## GIVEN EXERCISE
Reproduce the whole listing, character for character.

Dataset listings of figures
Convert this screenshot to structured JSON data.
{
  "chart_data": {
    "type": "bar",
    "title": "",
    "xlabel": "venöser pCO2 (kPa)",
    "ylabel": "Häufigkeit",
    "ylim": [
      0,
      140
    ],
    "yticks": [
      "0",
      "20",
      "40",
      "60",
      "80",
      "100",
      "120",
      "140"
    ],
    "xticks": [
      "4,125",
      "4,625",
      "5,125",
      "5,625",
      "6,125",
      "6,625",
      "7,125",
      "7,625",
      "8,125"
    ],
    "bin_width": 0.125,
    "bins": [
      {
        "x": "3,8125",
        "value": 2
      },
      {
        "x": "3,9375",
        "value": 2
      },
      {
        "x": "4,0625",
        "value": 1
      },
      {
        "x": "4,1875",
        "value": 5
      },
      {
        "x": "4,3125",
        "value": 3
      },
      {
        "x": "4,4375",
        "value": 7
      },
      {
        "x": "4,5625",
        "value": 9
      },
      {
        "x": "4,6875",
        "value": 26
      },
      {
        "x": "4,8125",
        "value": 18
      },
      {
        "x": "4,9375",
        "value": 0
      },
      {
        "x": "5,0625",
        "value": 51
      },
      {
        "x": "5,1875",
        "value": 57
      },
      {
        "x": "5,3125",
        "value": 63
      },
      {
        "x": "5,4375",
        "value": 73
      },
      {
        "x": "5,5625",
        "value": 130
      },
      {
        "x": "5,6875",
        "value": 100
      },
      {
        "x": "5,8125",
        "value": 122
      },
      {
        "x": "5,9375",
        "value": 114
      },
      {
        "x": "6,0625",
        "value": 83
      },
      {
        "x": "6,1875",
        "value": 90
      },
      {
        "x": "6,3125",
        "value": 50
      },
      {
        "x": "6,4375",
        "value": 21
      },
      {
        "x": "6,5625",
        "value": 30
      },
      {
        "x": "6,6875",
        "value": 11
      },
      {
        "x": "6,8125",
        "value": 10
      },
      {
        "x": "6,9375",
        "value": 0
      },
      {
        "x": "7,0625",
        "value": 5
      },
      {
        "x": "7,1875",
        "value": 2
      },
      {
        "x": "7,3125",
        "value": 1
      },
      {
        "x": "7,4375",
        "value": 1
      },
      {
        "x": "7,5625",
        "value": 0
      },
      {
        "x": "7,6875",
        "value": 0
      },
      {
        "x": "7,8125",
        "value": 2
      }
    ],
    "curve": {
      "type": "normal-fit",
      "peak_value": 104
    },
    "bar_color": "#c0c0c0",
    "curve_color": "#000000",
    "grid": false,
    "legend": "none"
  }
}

## OUTPUT OF THE EXERCISE
Convert this screenshot to structured JSON data.
{
  "chart_data": {
    "type": "bar",
    "title": "",
    "xlabel": "venöser pCO2 (kPa)",
    "ylabel": "Häufigkeit",
    "ylim": [
      0,
      140
    ],
    "yticks": [
      "0",
      "20",
      "40",
      "60",
      "80",
      "100",
      "120",
      "140"
    ],
    "xticks": [
      "4,125",
      "4,625",
      "5,125",
      "5,625",
      "6,125",
      "6,625",
      "7,125",
      "7,625",
      "8,125"
    ],
    "bin_width": 0.125,
    "bins": [
      {
        "x": "3,8125",
        "value": 2
      },
      {
        "x": "3,9375",
        "value": 2
      },
      {
        "x": "4,0625",
        "value": 1
      },
      {
        "x": "4,1875",
        "value": 5
      },
      {
        "x": "4,3125",
        "value": 3
      },
      {
        "x": "4,4375",
        "value": 7
      },
      {
        "x": "4,5625",
        "value": 9
      },
      {
        "x": "4,6875",
        "value": 26
      },
      {
        "x": "4,8125",
        "value": 18
      },
      {
        "x": "4,9375",
        "value": 0
      },
      {
        "x": "5,0625",
        "value": 51
      },
      {
        "x": "5,1875",
        "value": 57
      },
      {
        "x": "5,3125",
        "value": 63
      },
      {
        "x": "5,4375",
        "value": 73
      },
      {
        "x": "5,5625",
        "value": 130
      },
      {
        "x": "5,6875",
        "value": 100
      },
      {
        "x": "5,8125",
        "value": 122
      },
      {
        "x": "5,9375",
        "value": 114
      },
      {
        "x": "6,0625",
        "value": 83
      },
      {
        "x": "6,1875",
        "value": 90
      },
      {
        "x": "6,3125",
        "value": 50
      },
      {
        "x": "6,4375",
        "value": 21
      },
      {
        "x": "6,5625",
        "value": 30
      },
      {
        "x": "6,6875",
        "value": 11
      },
      {
        "x": "6,8125",
        "value": 10
      },
      {
        "x": "6,9375",
        "value": 0
      },
      {
        "x": "7,0625",
        "value": 5
      },
      {
        "x": "7,1875",
        "value": 2
      },
      {
        "x": "7,3125",
        "value": 1
      },
      {
        "x": "7,4375",
        "value": 1
      },
      {
        "x": "7,5625",
        "value": 0
      },
      {
        "x": "7,6875",
        "value": 0
      },
      {
        "x": "7,8125",
        "value": 2
      }
    ],
    "curve": {
      "type": "normal-fit",
      "peak_value": 104
    },
    "bar_color": "#c0c0c0",
    "curve_color": "#000000",
    "grid": false,
    "legend": "none"
  }
}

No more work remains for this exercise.